** BEGIN Data **

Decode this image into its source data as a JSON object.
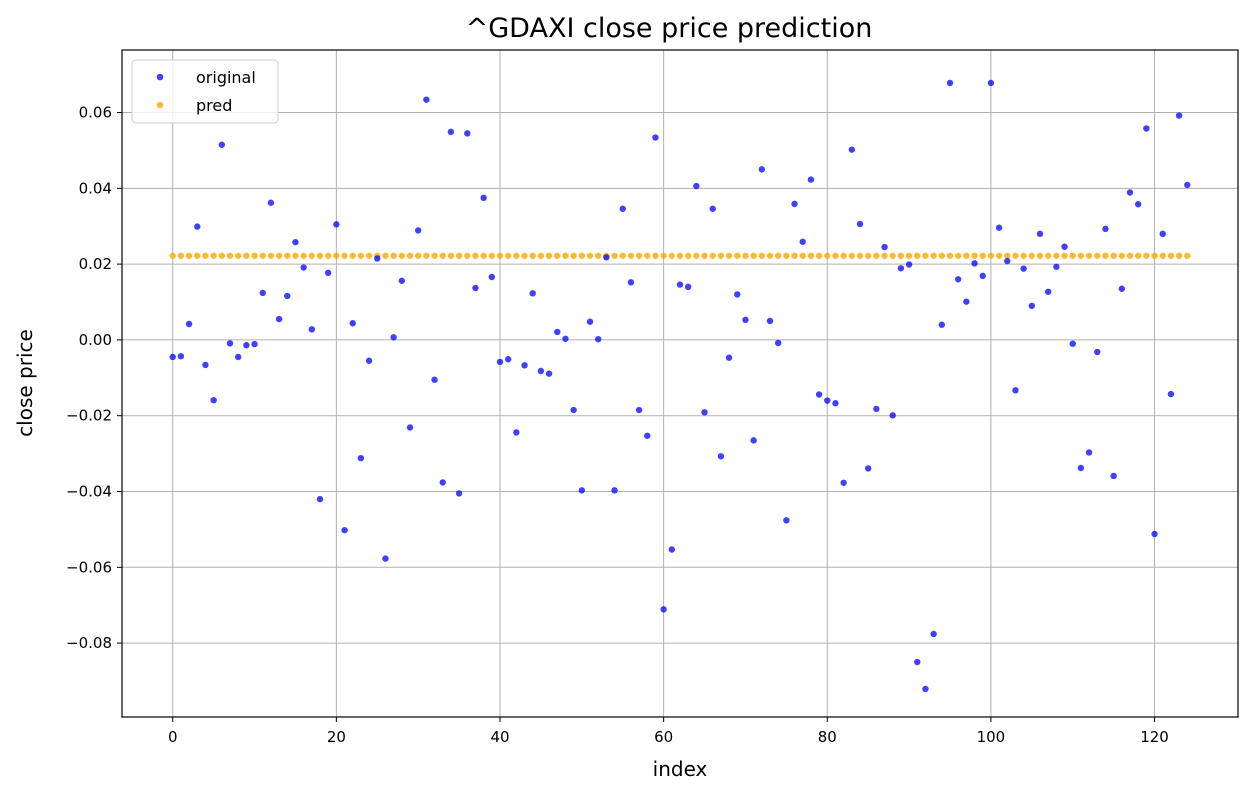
{
  "chart_data": {
    "type": "scatter",
    "title": "^GDAXI close price prediction",
    "xlabel": "index",
    "ylabel": "close price",
    "xlim": [
      -6.2,
      130.2
    ],
    "ylim": [
      -0.0995,
      0.0765
    ],
    "xticks": [
      0,
      20,
      40,
      60,
      80,
      100,
      120
    ],
    "xtick_labels": [
      "0",
      "20",
      "40",
      "60",
      "80",
      "100",
      "120"
    ],
    "yticks": [
      -0.08,
      -0.06,
      -0.04,
      -0.02,
      0.0,
      0.02,
      0.04,
      0.06
    ],
    "ytick_labels": [
      "−0.08",
      "−0.06",
      "−0.04",
      "−0.02",
      "0.00",
      "0.02",
      "0.04",
      "0.06"
    ],
    "grid": true,
    "legend_position": "top-left",
    "series": [
      {
        "name": "original",
        "color": "#0000ff",
        "x": [
          0,
          1,
          2,
          3,
          4,
          5,
          6,
          7,
          8,
          9,
          10,
          11,
          12,
          13,
          14,
          15,
          16,
          17,
          18,
          19,
          20,
          21,
          22,
          23,
          24,
          25,
          26,
          27,
          28,
          29,
          30,
          31,
          32,
          33,
          34,
          35,
          36,
          37,
          38,
          39,
          40,
          41,
          42,
          43,
          44,
          45,
          46,
          47,
          48,
          49,
          50,
          51,
          52,
          53,
          54,
          55,
          56,
          57,
          58,
          59,
          60,
          61,
          62,
          63,
          64,
          65,
          66,
          67,
          68,
          69,
          70,
          71,
          72,
          73,
          74,
          75,
          76,
          77,
          78,
          79,
          80,
          81,
          82,
          83,
          84,
          85,
          86,
          87,
          88,
          89,
          90,
          91,
          92,
          93,
          94,
          95,
          96,
          97,
          98,
          99,
          100,
          101,
          102,
          103,
          104,
          105,
          106,
          107,
          108,
          109,
          110,
          111,
          112,
          113,
          114,
          115,
          116,
          117,
          118,
          119,
          120,
          121,
          122,
          123,
          124
        ],
        "y": [
          -0.0045,
          -0.0043,
          0.0042,
          0.0299,
          -0.0066,
          -0.0159,
          0.0515,
          -0.0009,
          -0.0045,
          -0.0014,
          -0.0011,
          0.0124,
          0.0362,
          0.0055,
          0.0116,
          0.0258,
          0.0191,
          0.0028,
          -0.042,
          0.0177,
          0.0305,
          -0.0502,
          0.0044,
          -0.0312,
          -0.0055,
          0.0215,
          -0.0577,
          0.0007,
          0.0156,
          -0.0231,
          0.0289,
          0.0634,
          -0.0105,
          -0.0376,
          0.0549,
          -0.0405,
          0.0545,
          0.0137,
          0.0375,
          0.0166,
          -0.0058,
          -0.0051,
          -0.0244,
          -0.0067,
          0.0123,
          -0.0082,
          -0.0089,
          0.0021,
          0.0003,
          -0.0185,
          -0.0397,
          0.0048,
          0.0002,
          0.0218,
          -0.0397,
          0.0346,
          0.0152,
          -0.0185,
          -0.0253,
          0.0534,
          -0.0711,
          -0.0553,
          0.0146,
          0.014,
          0.0406,
          -0.0191,
          0.0346,
          -0.0307,
          -0.0047,
          0.012,
          0.0053,
          -0.0265,
          0.045,
          0.005,
          -0.0008,
          -0.0476,
          0.0359,
          0.0259,
          0.0423,
          -0.0144,
          -0.016,
          -0.0167,
          -0.0377,
          0.0502,
          0.0306,
          -0.0339,
          -0.0182,
          0.0245,
          -0.0199,
          0.0189,
          0.0199,
          -0.085,
          -0.0921,
          -0.0776,
          0.004,
          0.0678,
          0.016,
          0.0101,
          0.0202,
          0.0169,
          0.0678,
          0.0296,
          0.0208,
          -0.0133,
          0.0188,
          0.009,
          0.028,
          0.0127,
          0.0193,
          0.0246,
          -0.001,
          -0.0338,
          -0.0297,
          -0.0032,
          0.0293,
          -0.0359,
          0.0135,
          0.0389,
          0.0358,
          0.0558,
          -0.0512,
          0.028,
          -0.0143,
          0.0592,
          0.0409
        ]
      },
      {
        "name": "pred",
        "color": "#ffa500",
        "x_start": 0,
        "x_end": 124,
        "constant_y": 0.0222
      }
    ]
  }
}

** END Data **

Copy out the listing exactly as it stands, but not the pictures.

- Result of the exercise -
Decode this image into its source data as a JSON object.
{
  "chart_data": {
    "type": "scatter",
    "title": "^GDAXI close price prediction",
    "xlabel": "index",
    "ylabel": "close price",
    "xlim": [
      -6.2,
      130.2
    ],
    "ylim": [
      -0.0995,
      0.0765
    ],
    "xticks": [
      0,
      20,
      40,
      60,
      80,
      100,
      120
    ],
    "xtick_labels": [
      "0",
      "20",
      "40",
      "60",
      "80",
      "100",
      "120"
    ],
    "yticks": [
      -0.08,
      -0.06,
      -0.04,
      -0.02,
      0.0,
      0.02,
      0.04,
      0.06
    ],
    "ytick_labels": [
      "−0.08",
      "−0.06",
      "−0.04",
      "−0.02",
      "0.00",
      "0.02",
      "0.04",
      "0.06"
    ],
    "grid": true,
    "legend_position": "top-left",
    "series": [
      {
        "name": "original",
        "color": "#0000ff",
        "x": [
          0,
          1,
          2,
          3,
          4,
          5,
          6,
          7,
          8,
          9,
          10,
          11,
          12,
          13,
          14,
          15,
          16,
          17,
          18,
          19,
          20,
          21,
          22,
          23,
          24,
          25,
          26,
          27,
          28,
          29,
          30,
          31,
          32,
          33,
          34,
          35,
          36,
          37,
          38,
          39,
          40,
          41,
          42,
          43,
          44,
          45,
          46,
          47,
          48,
          49,
          50,
          51,
          52,
          53,
          54,
          55,
          56,
          57,
          58,
          59,
          60,
          61,
          62,
          63,
          64,
          65,
          66,
          67,
          68,
          69,
          70,
          71,
          72,
          73,
          74,
          75,
          76,
          77,
          78,
          79,
          80,
          81,
          82,
          83,
          84,
          85,
          86,
          87,
          88,
          89,
          90,
          91,
          92,
          93,
          94,
          95,
          96,
          97,
          98,
          99,
          100,
          101,
          102,
          103,
          104,
          105,
          106,
          107,
          108,
          109,
          110,
          111,
          112,
          113,
          114,
          115,
          116,
          117,
          118,
          119,
          120,
          121,
          122,
          123,
          124
        ],
        "y": [
          -0.0045,
          -0.0043,
          0.0042,
          0.0299,
          -0.0066,
          -0.0159,
          0.0515,
          -0.0009,
          -0.0045,
          -0.0014,
          -0.0011,
          0.0124,
          0.0362,
          0.0055,
          0.0116,
          0.0258,
          0.0191,
          0.0028,
          -0.042,
          0.0177,
          0.0305,
          -0.0502,
          0.0044,
          -0.0312,
          -0.0055,
          0.0215,
          -0.0577,
          0.0007,
          0.0156,
          -0.0231,
          0.0289,
          0.0634,
          -0.0105,
          -0.0376,
          0.0549,
          -0.0405,
          0.0545,
          0.0137,
          0.0375,
          0.0166,
          -0.0058,
          -0.0051,
          -0.0244,
          -0.0067,
          0.0123,
          -0.0082,
          -0.0089,
          0.0021,
          0.0003,
          -0.0185,
          -0.0397,
          0.0048,
          0.0002,
          0.0218,
          -0.0397,
          0.0346,
          0.0152,
          -0.0185,
          -0.0253,
          0.0534,
          -0.0711,
          -0.0553,
          0.0146,
          0.014,
          0.0406,
          -0.0191,
          0.0346,
          -0.0307,
          -0.0047,
          0.012,
          0.0053,
          -0.0265,
          0.045,
          0.005,
          -0.0008,
          -0.0476,
          0.0359,
          0.0259,
          0.0423,
          -0.0144,
          -0.016,
          -0.0167,
          -0.0377,
          0.0502,
          0.0306,
          -0.0339,
          -0.0182,
          0.0245,
          -0.0199,
          0.0189,
          0.0199,
          -0.085,
          -0.0921,
          -0.0776,
          0.004,
          0.0678,
          0.016,
          0.0101,
          0.0202,
          0.0169,
          0.0678,
          0.0296,
          0.0208,
          -0.0133,
          0.0188,
          0.009,
          0.028,
          0.0127,
          0.0193,
          0.0246,
          -0.001,
          -0.0338,
          -0.0297,
          -0.0032,
          0.0293,
          -0.0359,
          0.0135,
          0.0389,
          0.0358,
          0.0558,
          -0.0512,
          0.028,
          -0.0143,
          0.0592,
          0.0409
        ]
      },
      {
        "name": "pred",
        "color": "#ffa500",
        "x_start": 0,
        "x_end": 124,
        "constant_y": 0.0222
      }
    ]
  }
}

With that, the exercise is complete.